* **EXERCISE REQUIREMENTS**:
In the entries below, find the lines with the word "Positive" and copy them.

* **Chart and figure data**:
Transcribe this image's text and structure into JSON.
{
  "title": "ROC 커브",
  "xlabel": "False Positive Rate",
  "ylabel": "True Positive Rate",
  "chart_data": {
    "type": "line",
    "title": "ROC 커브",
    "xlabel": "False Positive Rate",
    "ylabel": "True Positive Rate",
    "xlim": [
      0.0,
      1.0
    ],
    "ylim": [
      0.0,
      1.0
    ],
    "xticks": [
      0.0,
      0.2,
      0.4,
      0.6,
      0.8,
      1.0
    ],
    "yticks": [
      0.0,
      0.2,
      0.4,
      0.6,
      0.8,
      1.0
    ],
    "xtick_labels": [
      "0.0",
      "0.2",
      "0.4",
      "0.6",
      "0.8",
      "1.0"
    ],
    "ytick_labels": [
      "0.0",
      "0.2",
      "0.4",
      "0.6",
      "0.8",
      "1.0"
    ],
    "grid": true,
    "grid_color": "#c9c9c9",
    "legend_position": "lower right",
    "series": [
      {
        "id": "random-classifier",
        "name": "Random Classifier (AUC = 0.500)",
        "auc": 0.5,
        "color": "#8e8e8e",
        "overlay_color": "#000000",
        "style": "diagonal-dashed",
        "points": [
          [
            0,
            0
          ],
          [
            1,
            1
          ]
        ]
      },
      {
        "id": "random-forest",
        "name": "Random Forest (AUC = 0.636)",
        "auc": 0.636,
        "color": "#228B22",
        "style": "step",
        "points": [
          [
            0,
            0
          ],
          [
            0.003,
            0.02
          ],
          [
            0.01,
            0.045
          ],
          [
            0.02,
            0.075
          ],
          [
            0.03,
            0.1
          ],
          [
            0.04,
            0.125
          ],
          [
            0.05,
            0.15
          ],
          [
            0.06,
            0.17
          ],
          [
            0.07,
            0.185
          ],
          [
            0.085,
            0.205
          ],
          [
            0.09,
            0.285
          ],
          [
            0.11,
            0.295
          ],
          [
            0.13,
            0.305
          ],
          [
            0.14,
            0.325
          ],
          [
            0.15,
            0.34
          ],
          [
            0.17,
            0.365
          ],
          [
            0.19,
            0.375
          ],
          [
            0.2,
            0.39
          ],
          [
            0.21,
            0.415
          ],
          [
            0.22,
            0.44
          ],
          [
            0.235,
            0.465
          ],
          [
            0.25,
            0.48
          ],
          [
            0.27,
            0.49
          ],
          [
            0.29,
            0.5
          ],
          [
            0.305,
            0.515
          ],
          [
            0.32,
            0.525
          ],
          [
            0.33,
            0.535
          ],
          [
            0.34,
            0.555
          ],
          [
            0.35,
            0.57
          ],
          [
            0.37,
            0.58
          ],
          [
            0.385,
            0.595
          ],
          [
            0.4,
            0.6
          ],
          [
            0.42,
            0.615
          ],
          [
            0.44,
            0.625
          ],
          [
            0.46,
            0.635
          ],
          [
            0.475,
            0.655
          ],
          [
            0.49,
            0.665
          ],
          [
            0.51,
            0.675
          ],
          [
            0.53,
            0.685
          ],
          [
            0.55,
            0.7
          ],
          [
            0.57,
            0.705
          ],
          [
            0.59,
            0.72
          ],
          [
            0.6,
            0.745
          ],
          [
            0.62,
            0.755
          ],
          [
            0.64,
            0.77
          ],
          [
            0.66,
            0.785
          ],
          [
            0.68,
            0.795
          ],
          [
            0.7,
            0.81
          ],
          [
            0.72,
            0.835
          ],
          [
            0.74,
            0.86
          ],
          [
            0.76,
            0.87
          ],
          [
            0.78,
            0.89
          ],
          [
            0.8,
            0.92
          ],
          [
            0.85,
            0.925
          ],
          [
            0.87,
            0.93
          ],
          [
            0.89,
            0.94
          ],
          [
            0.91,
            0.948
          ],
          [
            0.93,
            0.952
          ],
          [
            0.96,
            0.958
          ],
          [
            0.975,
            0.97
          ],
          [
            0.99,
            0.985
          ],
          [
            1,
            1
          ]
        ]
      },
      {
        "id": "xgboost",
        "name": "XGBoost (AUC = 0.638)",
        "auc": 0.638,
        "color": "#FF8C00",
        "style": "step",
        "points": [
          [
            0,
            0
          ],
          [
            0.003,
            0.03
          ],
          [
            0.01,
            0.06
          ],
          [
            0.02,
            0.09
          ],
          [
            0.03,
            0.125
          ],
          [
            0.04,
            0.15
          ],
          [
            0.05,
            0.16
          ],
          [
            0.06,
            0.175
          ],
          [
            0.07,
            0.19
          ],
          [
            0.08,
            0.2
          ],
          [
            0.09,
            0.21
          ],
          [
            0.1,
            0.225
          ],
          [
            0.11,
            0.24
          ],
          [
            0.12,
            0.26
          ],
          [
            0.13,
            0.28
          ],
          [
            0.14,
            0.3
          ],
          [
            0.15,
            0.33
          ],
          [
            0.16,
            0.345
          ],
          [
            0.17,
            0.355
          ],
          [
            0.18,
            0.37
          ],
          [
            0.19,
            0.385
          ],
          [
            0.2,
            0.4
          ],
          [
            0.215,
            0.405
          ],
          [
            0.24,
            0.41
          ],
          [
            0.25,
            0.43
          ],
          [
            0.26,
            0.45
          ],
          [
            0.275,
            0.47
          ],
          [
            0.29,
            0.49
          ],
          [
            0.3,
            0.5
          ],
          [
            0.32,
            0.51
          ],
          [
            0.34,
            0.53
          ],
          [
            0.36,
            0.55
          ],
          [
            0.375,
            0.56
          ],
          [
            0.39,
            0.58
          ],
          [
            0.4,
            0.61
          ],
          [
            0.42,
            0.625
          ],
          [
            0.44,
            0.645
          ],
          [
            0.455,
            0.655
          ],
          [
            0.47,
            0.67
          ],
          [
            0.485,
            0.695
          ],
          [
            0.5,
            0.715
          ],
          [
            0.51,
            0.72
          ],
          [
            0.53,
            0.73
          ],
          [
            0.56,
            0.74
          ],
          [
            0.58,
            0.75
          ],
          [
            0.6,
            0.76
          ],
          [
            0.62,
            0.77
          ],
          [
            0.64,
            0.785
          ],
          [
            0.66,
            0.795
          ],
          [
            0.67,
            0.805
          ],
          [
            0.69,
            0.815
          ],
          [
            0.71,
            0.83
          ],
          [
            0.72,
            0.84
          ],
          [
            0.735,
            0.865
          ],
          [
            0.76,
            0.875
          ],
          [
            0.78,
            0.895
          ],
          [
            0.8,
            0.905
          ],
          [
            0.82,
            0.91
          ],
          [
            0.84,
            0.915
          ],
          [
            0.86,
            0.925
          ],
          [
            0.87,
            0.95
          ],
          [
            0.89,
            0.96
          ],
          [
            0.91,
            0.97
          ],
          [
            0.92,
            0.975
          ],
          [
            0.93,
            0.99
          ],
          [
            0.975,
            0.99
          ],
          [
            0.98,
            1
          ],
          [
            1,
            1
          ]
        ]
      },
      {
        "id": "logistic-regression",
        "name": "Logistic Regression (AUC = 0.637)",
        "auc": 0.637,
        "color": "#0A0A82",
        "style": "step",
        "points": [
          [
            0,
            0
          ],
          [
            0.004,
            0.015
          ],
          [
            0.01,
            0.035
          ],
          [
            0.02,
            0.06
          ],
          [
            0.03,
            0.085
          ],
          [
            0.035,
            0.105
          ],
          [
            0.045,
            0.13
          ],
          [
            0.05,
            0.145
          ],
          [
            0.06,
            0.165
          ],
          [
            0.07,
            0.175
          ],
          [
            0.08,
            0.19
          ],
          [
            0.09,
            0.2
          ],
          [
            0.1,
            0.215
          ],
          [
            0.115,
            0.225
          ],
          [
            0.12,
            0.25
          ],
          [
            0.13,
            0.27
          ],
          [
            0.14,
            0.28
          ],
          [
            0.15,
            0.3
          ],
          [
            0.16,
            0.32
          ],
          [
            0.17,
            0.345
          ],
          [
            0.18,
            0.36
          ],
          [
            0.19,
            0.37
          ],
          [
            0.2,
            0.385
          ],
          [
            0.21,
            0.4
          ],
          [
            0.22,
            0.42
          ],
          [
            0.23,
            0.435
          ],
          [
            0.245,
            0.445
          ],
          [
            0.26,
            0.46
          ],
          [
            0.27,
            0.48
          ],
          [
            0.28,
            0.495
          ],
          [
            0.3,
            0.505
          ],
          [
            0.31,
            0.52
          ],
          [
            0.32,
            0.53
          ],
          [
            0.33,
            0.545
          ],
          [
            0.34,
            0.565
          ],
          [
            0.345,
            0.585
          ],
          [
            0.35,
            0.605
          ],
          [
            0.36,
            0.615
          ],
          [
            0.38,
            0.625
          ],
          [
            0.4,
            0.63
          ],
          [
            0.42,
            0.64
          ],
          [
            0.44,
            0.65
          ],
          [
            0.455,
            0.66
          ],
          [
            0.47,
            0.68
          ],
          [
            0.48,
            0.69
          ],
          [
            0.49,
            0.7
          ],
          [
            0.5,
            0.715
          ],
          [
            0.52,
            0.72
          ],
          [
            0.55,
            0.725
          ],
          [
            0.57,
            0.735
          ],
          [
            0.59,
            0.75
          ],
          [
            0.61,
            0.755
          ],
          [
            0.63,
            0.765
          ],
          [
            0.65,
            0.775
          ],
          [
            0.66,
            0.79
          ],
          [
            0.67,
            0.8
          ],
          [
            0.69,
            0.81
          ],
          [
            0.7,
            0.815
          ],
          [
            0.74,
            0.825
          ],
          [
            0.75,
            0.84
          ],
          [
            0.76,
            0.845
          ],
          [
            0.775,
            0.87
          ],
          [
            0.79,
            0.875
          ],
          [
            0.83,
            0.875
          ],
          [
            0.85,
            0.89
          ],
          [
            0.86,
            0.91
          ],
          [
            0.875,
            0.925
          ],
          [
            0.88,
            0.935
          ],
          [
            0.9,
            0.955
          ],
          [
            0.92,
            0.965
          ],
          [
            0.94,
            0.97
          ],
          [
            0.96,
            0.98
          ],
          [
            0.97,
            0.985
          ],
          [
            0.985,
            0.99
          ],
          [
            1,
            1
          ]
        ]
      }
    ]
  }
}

* **RESULT FOR THIS TASK**:
  "xlabel": "False Positive Rate",
  "ylabel": "True Positive Rate",
    "xlabel": "False Positive Rate",
    "ylabel": "True Positive Rate",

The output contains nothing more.